Records for the task →

## Start

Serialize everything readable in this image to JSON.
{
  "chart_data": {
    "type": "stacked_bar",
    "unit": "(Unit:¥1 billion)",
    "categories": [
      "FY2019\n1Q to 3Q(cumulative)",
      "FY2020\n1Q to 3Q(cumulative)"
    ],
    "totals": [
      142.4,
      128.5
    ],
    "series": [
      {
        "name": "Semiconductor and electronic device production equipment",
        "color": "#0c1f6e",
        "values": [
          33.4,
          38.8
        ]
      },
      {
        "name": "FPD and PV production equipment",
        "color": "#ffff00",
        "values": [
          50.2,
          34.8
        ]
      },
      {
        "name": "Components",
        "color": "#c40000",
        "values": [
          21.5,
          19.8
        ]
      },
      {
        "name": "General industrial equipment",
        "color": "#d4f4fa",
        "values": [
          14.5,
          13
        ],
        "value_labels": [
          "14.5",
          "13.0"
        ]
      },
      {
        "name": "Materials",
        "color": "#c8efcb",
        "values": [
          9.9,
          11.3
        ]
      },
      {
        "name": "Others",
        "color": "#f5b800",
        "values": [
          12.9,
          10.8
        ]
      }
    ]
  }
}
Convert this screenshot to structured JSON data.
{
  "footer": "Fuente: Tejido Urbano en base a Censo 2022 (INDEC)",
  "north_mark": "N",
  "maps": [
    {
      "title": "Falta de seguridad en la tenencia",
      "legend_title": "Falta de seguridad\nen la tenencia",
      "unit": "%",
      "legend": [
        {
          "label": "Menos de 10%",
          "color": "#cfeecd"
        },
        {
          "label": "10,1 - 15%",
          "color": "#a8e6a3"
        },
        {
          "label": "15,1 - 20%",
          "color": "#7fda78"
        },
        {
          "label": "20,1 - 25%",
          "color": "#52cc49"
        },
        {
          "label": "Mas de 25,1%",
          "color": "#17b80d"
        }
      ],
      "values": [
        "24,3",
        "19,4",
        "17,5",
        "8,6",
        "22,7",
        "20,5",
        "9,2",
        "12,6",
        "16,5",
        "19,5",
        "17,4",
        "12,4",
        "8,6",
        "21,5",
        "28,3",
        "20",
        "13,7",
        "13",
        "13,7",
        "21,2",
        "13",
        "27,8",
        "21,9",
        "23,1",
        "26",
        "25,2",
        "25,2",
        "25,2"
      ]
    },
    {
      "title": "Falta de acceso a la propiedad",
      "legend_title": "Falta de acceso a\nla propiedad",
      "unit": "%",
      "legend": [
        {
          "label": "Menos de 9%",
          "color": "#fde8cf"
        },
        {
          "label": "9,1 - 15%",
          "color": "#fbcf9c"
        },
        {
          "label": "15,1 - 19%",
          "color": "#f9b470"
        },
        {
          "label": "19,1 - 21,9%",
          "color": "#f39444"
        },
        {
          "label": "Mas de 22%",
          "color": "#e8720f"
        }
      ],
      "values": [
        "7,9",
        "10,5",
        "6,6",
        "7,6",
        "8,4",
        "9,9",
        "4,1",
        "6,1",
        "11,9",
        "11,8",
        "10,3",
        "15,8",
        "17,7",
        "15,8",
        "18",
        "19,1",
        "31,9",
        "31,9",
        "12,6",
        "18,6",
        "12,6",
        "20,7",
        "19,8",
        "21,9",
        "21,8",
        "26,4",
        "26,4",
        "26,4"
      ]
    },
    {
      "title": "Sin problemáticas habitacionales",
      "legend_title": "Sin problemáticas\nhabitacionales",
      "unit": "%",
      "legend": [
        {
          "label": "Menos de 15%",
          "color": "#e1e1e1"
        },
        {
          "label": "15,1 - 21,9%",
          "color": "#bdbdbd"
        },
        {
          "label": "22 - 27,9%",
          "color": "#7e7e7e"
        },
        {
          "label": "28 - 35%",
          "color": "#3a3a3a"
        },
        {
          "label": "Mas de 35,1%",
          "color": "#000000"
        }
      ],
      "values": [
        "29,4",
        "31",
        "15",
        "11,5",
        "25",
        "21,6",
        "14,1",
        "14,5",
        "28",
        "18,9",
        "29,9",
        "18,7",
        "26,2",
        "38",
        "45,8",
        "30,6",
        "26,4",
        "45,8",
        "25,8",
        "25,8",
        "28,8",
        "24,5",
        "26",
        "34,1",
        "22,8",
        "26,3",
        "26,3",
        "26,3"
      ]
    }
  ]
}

## End

What to work on → In the records above, find the lines containing "equipment" and copy them.

Exercise solution →
        "name": "Semiconductor and electronic device production equipment",
        "name": "FPD and PV production equipment",
        "name": "General industrial equipment",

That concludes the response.